**GIVEN PROBLEM:** Nothing should be left out: output all of the entries exactly.

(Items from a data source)
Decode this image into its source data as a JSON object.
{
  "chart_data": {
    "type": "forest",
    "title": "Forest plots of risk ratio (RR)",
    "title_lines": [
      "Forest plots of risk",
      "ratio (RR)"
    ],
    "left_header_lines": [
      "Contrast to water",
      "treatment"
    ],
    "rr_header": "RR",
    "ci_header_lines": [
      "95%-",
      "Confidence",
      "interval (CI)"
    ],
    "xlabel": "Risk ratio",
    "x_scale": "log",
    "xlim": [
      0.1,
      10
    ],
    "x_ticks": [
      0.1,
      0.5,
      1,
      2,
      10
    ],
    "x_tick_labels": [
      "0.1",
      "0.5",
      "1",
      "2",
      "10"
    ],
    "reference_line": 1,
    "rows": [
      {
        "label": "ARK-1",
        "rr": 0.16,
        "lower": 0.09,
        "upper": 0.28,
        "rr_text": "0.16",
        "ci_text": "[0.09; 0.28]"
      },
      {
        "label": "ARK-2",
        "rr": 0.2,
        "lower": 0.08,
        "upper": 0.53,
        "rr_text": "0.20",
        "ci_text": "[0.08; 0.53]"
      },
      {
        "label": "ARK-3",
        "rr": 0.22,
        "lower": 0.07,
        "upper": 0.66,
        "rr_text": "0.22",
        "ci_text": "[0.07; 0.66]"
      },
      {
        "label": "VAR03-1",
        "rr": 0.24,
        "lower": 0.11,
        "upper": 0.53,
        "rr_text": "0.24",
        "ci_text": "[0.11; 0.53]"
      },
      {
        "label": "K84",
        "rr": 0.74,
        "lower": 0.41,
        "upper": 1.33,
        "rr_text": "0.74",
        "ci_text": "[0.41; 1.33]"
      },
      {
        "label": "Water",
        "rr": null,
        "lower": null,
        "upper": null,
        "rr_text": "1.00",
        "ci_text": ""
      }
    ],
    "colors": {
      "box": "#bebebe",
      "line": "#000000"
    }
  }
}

**OUTPUT OF THE TASK:**
Decode this image into its source data as a JSON object.
{
  "chart_data": {
    "type": "forest",
    "title": "Forest plots of risk ratio (RR)",
    "title_lines": [
      "Forest plots of risk",
      "ratio (RR)"
    ],
    "left_header_lines": [
      "Contrast to water",
      "treatment"
    ],
    "rr_header": "RR",
    "ci_header_lines": [
      "95%-",
      "Confidence",
      "interval (CI)"
    ],
    "xlabel": "Risk ratio",
    "x_scale": "log",
    "xlim": [
      0.1,
      10
    ],
    "x_ticks": [
      0.1,
      0.5,
      1,
      2,
      10
    ],
    "x_tick_labels": [
      "0.1",
      "0.5",
      "1",
      "2",
      "10"
    ],
    "reference_line": 1,
    "rows": [
      {
        "label": "ARK-1",
        "rr": 0.16,
        "lower": 0.09,
        "upper": 0.28,
        "rr_text": "0.16",
        "ci_text": "[0.09; 0.28]"
      },
      {
        "label": "ARK-2",
        "rr": 0.2,
        "lower": 0.08,
        "upper": 0.53,
        "rr_text": "0.20",
        "ci_text": "[0.08; 0.53]"
      },
      {
        "label": "ARK-3",
        "rr": 0.22,
        "lower": 0.07,
        "upper": 0.66,
        "rr_text": "0.22",
        "ci_text": "[0.07; 0.66]"
      },
      {
        "label": "VAR03-1",
        "rr": 0.24,
        "lower": 0.11,
        "upper": 0.53,
        "rr_text": "0.24",
        "ci_text": "[0.11; 0.53]"
      },
      {
        "label": "K84",
        "rr": 0.74,
        "lower": 0.41,
        "upper": 1.33,
        "rr_text": "0.74",
        "ci_text": "[0.41; 1.33]"
      },
      {
        "label": "Water",
        "rr": null,
        "lower": null,
        "upper": null,
        "rr_text": "1.00",
        "ci_text": ""
      }
    ],
    "colors": {
      "box": "#bebebe",
      "line": "#000000"
    }
  }
}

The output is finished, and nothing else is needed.